§ Required work:
Below are some records. Copy every line in them that holds "saat".

§ Record excerpts:
= = = = = = =

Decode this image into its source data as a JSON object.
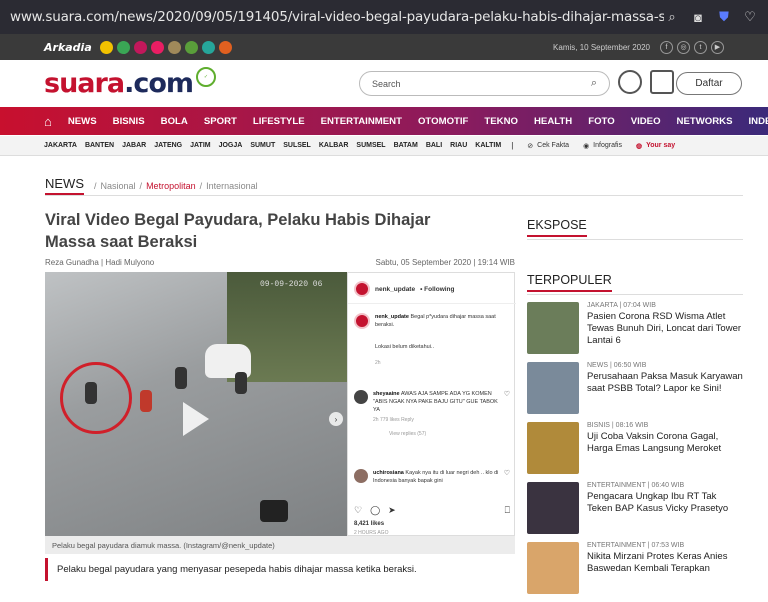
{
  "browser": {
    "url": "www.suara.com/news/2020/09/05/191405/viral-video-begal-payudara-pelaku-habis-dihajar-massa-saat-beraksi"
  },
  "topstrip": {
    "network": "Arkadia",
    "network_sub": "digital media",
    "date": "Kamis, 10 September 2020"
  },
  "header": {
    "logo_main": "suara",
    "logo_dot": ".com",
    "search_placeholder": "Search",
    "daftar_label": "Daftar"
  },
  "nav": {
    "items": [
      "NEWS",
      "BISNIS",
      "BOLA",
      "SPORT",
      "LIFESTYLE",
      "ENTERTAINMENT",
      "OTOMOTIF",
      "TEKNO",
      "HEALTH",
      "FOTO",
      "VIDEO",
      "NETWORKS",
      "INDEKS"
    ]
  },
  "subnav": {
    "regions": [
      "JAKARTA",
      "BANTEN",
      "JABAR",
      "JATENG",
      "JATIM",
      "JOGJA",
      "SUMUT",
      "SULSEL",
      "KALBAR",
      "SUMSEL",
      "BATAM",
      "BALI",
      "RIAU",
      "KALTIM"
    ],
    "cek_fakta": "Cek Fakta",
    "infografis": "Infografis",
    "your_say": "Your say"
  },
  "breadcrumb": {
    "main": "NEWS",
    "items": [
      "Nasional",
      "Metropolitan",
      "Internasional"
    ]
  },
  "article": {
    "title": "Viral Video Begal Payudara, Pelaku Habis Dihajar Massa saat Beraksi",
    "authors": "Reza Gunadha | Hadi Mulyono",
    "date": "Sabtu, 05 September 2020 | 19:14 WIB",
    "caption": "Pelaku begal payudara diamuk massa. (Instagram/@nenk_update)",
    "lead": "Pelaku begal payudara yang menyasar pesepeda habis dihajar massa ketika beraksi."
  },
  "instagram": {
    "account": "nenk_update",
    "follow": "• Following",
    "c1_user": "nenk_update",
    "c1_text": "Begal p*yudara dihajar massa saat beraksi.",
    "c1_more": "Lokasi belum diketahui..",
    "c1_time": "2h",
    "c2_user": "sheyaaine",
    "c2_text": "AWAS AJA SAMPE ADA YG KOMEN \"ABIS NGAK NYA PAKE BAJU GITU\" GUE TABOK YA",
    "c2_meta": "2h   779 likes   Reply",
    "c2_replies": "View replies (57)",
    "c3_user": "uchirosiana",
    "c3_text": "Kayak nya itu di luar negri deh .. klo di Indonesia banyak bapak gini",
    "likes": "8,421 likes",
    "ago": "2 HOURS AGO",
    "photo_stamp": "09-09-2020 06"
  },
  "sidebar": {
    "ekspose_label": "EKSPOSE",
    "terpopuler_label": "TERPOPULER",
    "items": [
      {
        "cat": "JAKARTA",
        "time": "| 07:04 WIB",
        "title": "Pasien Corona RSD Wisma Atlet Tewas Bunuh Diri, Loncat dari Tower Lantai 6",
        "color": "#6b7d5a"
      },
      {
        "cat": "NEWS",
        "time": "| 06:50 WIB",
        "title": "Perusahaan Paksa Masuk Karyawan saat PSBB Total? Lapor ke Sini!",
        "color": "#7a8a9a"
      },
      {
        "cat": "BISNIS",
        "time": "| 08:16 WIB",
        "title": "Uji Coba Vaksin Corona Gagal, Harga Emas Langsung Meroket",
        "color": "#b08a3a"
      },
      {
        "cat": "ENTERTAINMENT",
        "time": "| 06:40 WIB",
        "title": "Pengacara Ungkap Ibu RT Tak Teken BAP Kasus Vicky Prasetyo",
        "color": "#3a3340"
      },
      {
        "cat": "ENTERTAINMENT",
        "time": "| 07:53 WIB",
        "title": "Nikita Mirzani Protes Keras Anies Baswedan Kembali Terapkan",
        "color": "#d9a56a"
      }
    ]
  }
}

= = = = = = =

§ Exercise response:
    "url": "www.suara.com/news/2020/09/05/191405/viral-video-begal-payudara-pelaku-habis-dihajar-massa-saat-beraksi"
    "title": "Viral Video Begal Payudara, Pelaku Habis Dihajar Massa saat Beraksi",
    "c1_text": "Begal p*yudara dihajar massa saat beraksi.",
        "title": "Perusahaan Paksa Masuk Karyawan saat PSBB Total? Lapor ke Sini!",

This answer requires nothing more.